2004-05-12 Thread Gary Nunn

John wrote
 One interesting test case for any rule describing when the 
 media shows a picture is that the rule must explain why the 
 media refuses to show
 pictures of aborted human fetuses/babies.If showing a 
 picture is about
 bringing home the reality of a killing - then surely these 
 pictures should be shown at some point in time.
 JDG

This topic is kind of a sore subject for me. A few months ago, while in
Columbus with my 10 year old daughter, I noticed a large panel truck in
front of us. On every side of this truck, was a 10 foot tall picture of
an aborted fetus.  I was so stunned that I didn't have the presence of
mind to attempt to distract my daughter. Unfortunately, she noticed the
pictures and realized that they were dead babies and was quite upset. Of
course it was an anti-abortion campaign.

### Record list
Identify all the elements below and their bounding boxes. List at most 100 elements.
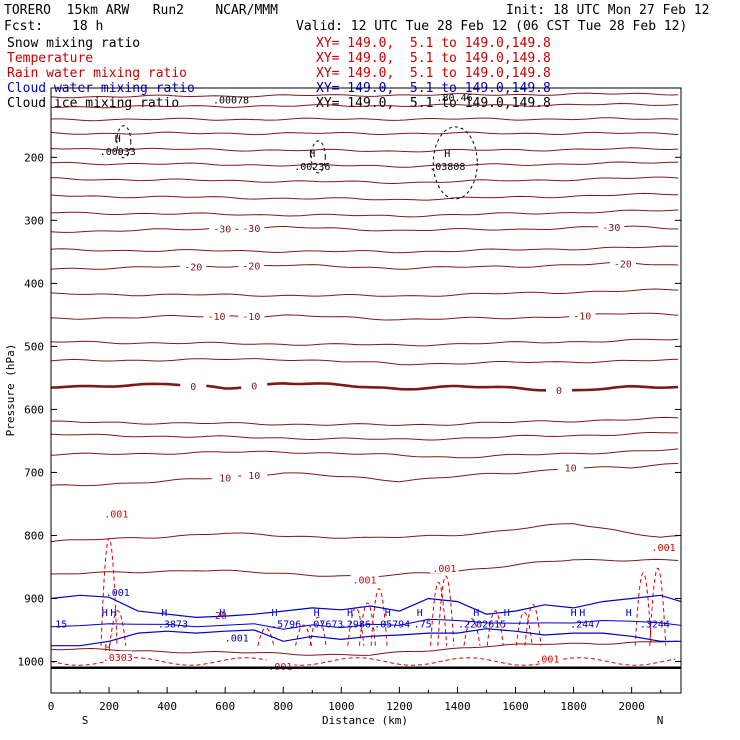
rain-contour [437, 575, 455, 646]
rain-contour [358, 602, 376, 646]
y-tick-label: 700 [24, 466, 44, 479]
cloud-water-label: .3244 [640, 620, 670, 631]
cloud-water-label: .07673 [307, 620, 343, 631]
y-tick-label: 900 [24, 592, 44, 605]
rain-label-bg [649, 540, 678, 552]
x-end-label-left: S [82, 714, 89, 727]
isotherm-label-bg [546, 383, 573, 396]
rain-label-bg [533, 652, 562, 664]
isotherm-label: 10 [219, 473, 231, 484]
y-tick-label: 1000 [18, 655, 45, 668]
isotherm-label-bg [609, 257, 636, 270]
ice-layer: H .00933 H .00236 H .03808 .00078 .80.46 [100, 93, 478, 200]
rain-label: .001 [432, 564, 456, 575]
x-tick-label: 200 [99, 700, 119, 713]
y-tick-label: 400 [24, 277, 44, 290]
isotherm-label-bg [180, 379, 207, 392]
isotherm-line [50, 147, 679, 153]
x-tick-label: 400 [157, 700, 177, 713]
y-tick-label: 600 [24, 403, 44, 416]
rain-contour [524, 604, 542, 646]
isotherm-label-bg [238, 309, 265, 322]
isotherm-label: -10 [242, 312, 260, 323]
rain-contour [309, 616, 327, 646]
cloud-water-label: .2202615 [458, 620, 506, 631]
cloud-water-max-marker: H [110, 608, 116, 619]
rain-contour [634, 572, 652, 646]
cloud-water-max-marker: H [579, 608, 585, 619]
legend-temp-name: Temperature [7, 51, 94, 66]
isotherm-label-bg [238, 259, 265, 272]
rain-contour [649, 568, 667, 646]
isotherm-label-bg [180, 260, 207, 273]
isotherm-label: 0 [556, 386, 562, 397]
cloud-water-max-marker: H [314, 608, 320, 619]
isotherm-line [50, 209, 679, 218]
isotherm-label: 0 [190, 382, 196, 393]
legend-temp-range: XY= 149.0, 5.1 to 149.0,149.8 [316, 51, 551, 66]
isotherm-line-labeled [50, 463, 679, 487]
header-model: TORERO 15km ARW Run2 NCAR/MMM [4, 3, 278, 18]
header-init: Init: 18 UTC Mon 27 Feb 12 [506, 3, 710, 18]
x-tick-label: 0 [48, 700, 55, 713]
y-axis-label: Pressure (hPa) [4, 344, 17, 437]
isotherm-line [50, 92, 679, 99]
rain-label-bg [350, 573, 379, 585]
cloud-water-max-marker: H [504, 608, 510, 619]
rain-contour [347, 607, 365, 646]
isotherm-line [50, 640, 679, 656]
isotherm-line-labeled [50, 225, 679, 233]
rain-label-bg [206, 608, 235, 620]
rain-label-bg [102, 507, 131, 519]
rain-label-bg [266, 659, 295, 671]
isotherm-label: -30 [602, 223, 620, 234]
rain-contour [295, 624, 313, 646]
header-fcst-label: Fcst: [4, 19, 44, 34]
isotherm-label: -30 [213, 225, 231, 236]
x-tick-label: 2000 [618, 700, 645, 713]
ice-max-label: .00933 [100, 147, 136, 158]
cloud-water-max-marker: H [473, 608, 479, 619]
legend-snow-name: Snow mixing ratio [7, 36, 141, 51]
isotherm-label: -10 [573, 311, 591, 322]
isotherm-label-bg [212, 471, 239, 484]
ice-contour [116, 125, 132, 159]
isotherm-line [50, 131, 679, 136]
rain-label-bg [103, 651, 132, 663]
cloud-water-label: .3873 [158, 620, 188, 631]
cloud-water-contour-top [50, 594, 682, 619]
isotherm-line [50, 288, 679, 297]
x-tick-label: 1400 [444, 700, 471, 713]
cloud-water-max-marker: H [347, 608, 353, 619]
rain-label: .001 [104, 509, 128, 520]
header-valid: Valid: 12 UTC Tue 28 Feb 12 (06 CST Tue … [296, 19, 688, 34]
isotherm-label: 10 [248, 471, 260, 482]
isotherm-label-bg [569, 309, 596, 322]
isotherm-label-bg [209, 222, 236, 235]
cloud-water-max-marker: H [385, 608, 391, 619]
legend-ice-range: XY= 149.0, 5.1 to 149.0,149.8 [316, 96, 551, 111]
x-tick-label: 1000 [328, 700, 355, 713]
cloud-water-label: .001 [106, 588, 130, 599]
x-tick-label: 1600 [502, 700, 529, 713]
cloud-water-label: .001 [225, 634, 249, 645]
isotherm-line [50, 358, 679, 366]
rain-max-marker: H [105, 643, 111, 654]
x-axis-label: Distance (km) [322, 714, 408, 727]
isotherm-line [50, 416, 679, 426]
cloud-water-label: .75 [414, 620, 432, 631]
ice-max-marker: H [115, 134, 121, 145]
isotherm-label: -10 [207, 312, 225, 323]
rain-contour [486, 610, 504, 646]
ice-contour [432, 126, 478, 200]
rain-contour [370, 588, 388, 646]
isotherm-line [50, 161, 679, 168]
y-tick-label: 200 [24, 151, 44, 164]
cloud-water-label: 15 [55, 620, 67, 631]
rain-label: .001 [535, 654, 559, 665]
isotherm-line-labeled [50, 381, 679, 392]
isotherm-line [50, 523, 679, 543]
cloud-water-max-marker: H [626, 608, 632, 619]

### Complete the following
a. Does the post about the truck pictures support each statement: (i) the writer's daughter was 10 years old, (ii) the truck had the picture on only one side, (iii) the writer managed to distract the daughter before she saw it? Answer yes or no for each, quoting the deciding words.
b. Can you resume the post about the truck pictures from its last sentence, keeping the writer's voice?
The items come from a separate source and have no connection to the post.

### Expected answers
a.
(i) Yes: "my 10 year old daughter"
(ii) No: "On every side of this truck, was a 10 foot tall picture of an aborted fetus."
(iii) No: "I didn't have the presence of mind to attempt to distract my daughter."

b.
Perhaps I am a hypocrite, I support free speech, and I am anti-abortion,
but the pictures on the truck for this campaign are WAY, WAY over the
line. If they were only going to be seen by adults, that is one thing,
but to throw them out into the public knowing that children will see
them is quite another.

I see from searching for these pictures that several cities have ongoing
lawsuits attempting to stop these trucks. I did call the local police
department and complain and the dispatcher said that they had no less
than 500 calls in the last hour but there was nothing that they could
do.

Here is a link to some pictures I found of these trucks. Defiantly avoid
these pictures if this type of thing disturbs you.

Truck pictures...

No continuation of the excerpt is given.